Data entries
----

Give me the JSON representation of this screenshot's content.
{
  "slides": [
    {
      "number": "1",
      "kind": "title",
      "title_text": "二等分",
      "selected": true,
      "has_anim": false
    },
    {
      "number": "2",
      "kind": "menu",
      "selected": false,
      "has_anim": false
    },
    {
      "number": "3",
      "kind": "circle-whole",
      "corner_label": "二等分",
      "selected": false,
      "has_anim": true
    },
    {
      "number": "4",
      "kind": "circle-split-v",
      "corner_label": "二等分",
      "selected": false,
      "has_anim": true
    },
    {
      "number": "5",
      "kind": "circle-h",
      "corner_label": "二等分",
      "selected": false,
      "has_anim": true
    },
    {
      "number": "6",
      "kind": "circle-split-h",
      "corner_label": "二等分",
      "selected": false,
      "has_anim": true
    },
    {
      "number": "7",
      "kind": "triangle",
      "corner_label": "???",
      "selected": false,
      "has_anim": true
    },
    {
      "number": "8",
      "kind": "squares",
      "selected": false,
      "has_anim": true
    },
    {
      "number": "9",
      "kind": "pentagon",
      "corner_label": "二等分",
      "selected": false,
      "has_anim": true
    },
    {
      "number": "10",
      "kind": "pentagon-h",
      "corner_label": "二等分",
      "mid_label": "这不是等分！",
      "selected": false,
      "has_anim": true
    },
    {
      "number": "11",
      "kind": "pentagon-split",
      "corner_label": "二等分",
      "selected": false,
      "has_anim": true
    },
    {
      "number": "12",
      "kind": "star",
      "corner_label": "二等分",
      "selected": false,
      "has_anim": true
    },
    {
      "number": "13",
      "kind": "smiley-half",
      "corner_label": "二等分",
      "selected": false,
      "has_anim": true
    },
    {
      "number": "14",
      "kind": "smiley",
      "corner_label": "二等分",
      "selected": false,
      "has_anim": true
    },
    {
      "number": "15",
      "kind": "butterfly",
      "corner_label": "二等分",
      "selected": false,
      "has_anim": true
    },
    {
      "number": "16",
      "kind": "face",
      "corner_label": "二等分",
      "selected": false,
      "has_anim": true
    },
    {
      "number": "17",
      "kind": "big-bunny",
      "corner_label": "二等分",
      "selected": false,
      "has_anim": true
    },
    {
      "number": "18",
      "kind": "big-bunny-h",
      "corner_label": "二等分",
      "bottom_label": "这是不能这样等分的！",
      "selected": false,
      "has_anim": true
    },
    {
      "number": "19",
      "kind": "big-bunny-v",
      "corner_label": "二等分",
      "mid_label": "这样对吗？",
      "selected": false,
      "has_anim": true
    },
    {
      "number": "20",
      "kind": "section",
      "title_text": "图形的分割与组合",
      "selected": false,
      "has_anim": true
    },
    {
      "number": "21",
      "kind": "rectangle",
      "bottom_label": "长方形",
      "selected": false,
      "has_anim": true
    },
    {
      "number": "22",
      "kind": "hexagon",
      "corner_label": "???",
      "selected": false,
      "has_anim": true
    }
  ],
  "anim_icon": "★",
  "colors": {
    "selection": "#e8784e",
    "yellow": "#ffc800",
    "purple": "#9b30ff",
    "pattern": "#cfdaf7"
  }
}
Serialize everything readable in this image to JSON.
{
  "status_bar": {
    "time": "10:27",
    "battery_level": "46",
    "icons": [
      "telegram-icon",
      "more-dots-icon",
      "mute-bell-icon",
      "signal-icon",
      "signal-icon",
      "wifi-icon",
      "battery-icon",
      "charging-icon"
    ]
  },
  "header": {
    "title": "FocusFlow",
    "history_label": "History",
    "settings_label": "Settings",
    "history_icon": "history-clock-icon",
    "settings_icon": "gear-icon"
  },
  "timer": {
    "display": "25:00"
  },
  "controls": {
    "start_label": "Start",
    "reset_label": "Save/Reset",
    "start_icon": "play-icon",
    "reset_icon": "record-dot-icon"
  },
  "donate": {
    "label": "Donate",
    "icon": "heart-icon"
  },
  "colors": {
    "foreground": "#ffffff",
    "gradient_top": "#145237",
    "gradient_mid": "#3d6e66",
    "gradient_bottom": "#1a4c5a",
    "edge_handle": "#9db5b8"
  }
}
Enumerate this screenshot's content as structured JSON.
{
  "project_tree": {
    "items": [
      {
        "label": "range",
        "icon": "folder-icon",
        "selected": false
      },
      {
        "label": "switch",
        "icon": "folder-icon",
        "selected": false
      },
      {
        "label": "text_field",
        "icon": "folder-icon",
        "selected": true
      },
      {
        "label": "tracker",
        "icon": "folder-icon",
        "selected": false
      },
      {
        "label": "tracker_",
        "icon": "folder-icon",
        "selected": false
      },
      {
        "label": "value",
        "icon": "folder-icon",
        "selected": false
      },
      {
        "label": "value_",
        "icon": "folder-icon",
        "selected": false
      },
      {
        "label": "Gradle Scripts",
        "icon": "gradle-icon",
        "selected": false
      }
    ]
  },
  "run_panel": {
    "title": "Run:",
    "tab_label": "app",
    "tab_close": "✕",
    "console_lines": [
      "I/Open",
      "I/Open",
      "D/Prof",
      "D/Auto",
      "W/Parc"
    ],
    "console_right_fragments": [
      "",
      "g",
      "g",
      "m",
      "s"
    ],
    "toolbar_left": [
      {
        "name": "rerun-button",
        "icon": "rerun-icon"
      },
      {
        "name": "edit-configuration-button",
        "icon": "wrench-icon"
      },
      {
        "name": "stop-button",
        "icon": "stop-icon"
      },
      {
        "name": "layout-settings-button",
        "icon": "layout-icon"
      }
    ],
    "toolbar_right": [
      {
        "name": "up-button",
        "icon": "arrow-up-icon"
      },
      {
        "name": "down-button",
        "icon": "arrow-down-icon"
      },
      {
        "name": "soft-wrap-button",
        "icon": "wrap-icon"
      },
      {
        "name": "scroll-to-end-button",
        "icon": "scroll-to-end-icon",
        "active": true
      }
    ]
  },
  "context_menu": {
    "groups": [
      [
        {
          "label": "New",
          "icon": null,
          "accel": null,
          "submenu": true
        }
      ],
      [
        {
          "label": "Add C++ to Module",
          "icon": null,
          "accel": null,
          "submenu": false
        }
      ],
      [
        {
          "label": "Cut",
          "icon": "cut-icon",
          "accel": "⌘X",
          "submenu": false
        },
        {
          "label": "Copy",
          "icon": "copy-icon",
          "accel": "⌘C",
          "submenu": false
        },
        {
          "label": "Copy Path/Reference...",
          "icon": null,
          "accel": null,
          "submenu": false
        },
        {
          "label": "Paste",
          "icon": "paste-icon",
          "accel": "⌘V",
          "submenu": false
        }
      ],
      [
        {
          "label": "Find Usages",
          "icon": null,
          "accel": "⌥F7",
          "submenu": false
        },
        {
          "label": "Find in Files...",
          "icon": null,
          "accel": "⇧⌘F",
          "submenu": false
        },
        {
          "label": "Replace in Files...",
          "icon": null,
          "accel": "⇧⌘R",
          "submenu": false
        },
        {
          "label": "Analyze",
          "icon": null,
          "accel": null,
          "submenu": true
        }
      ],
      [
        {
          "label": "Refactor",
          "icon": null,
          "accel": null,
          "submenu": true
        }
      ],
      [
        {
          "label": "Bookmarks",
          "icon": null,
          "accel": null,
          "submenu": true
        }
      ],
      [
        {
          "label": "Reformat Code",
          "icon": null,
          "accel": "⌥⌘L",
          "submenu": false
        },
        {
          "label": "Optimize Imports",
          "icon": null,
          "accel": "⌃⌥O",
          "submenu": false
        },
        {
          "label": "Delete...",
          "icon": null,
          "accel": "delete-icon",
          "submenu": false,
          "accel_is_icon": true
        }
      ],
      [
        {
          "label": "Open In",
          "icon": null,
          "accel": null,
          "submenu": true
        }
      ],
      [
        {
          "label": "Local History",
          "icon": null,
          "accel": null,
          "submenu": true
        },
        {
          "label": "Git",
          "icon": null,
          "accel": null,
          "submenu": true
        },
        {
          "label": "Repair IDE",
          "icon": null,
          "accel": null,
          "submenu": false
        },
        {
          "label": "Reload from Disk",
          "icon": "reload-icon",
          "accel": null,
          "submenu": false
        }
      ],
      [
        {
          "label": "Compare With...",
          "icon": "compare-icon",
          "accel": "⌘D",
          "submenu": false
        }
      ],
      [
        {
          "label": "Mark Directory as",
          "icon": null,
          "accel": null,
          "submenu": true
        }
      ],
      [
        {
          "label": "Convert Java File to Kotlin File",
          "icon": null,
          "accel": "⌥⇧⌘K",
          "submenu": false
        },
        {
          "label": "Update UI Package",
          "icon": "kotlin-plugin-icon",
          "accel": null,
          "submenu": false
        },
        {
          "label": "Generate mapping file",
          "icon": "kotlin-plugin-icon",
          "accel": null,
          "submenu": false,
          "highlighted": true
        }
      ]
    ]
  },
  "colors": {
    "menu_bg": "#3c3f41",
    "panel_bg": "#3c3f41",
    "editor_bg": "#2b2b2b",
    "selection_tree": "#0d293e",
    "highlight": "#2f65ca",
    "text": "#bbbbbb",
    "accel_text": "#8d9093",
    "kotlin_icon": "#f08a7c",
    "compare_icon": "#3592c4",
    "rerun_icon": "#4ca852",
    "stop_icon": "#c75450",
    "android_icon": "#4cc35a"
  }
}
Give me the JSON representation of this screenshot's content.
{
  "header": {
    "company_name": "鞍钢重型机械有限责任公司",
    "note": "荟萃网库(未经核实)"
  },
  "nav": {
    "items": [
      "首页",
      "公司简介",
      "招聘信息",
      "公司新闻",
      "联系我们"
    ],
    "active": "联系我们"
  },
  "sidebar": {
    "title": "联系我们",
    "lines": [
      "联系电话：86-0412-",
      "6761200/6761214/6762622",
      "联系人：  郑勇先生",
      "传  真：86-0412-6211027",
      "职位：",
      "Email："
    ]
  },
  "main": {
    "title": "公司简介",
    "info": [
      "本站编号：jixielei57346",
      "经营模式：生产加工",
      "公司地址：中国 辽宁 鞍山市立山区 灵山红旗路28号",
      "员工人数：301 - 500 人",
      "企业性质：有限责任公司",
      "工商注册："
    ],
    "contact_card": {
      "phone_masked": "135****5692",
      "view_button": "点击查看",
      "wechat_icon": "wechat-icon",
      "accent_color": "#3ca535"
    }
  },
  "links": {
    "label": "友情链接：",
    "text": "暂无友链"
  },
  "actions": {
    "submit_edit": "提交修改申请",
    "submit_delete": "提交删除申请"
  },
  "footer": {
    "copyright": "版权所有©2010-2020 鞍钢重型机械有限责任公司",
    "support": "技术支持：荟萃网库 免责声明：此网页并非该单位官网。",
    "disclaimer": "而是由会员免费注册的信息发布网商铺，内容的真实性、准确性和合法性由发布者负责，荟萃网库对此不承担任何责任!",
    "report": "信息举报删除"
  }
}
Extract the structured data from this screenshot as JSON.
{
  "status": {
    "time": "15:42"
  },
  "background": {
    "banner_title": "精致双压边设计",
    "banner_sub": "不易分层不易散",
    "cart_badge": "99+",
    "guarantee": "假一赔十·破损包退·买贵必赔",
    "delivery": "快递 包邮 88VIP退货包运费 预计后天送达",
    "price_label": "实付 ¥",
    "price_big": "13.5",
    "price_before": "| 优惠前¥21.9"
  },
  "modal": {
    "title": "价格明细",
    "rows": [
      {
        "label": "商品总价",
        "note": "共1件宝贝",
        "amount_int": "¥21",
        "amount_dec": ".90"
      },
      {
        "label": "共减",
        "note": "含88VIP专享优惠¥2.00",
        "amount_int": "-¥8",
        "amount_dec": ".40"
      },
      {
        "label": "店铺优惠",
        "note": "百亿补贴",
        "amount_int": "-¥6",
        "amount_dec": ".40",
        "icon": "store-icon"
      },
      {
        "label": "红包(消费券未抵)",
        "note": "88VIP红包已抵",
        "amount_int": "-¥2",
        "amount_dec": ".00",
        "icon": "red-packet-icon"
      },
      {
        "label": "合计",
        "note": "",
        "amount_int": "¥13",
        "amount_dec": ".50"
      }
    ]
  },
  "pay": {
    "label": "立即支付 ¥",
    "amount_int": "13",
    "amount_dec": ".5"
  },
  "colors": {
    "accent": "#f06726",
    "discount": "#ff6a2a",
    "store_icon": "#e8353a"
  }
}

----

Copy out every line from the material above in which the word "note" appears.

    "note": "荟萃网库(未经核实)"
        "note": "共1件宝贝",
        "note": "含88VIP专享优惠¥2.00",
        "note": "百亿补贴",
        "note": "88VIP红包已抵",
        "note": "",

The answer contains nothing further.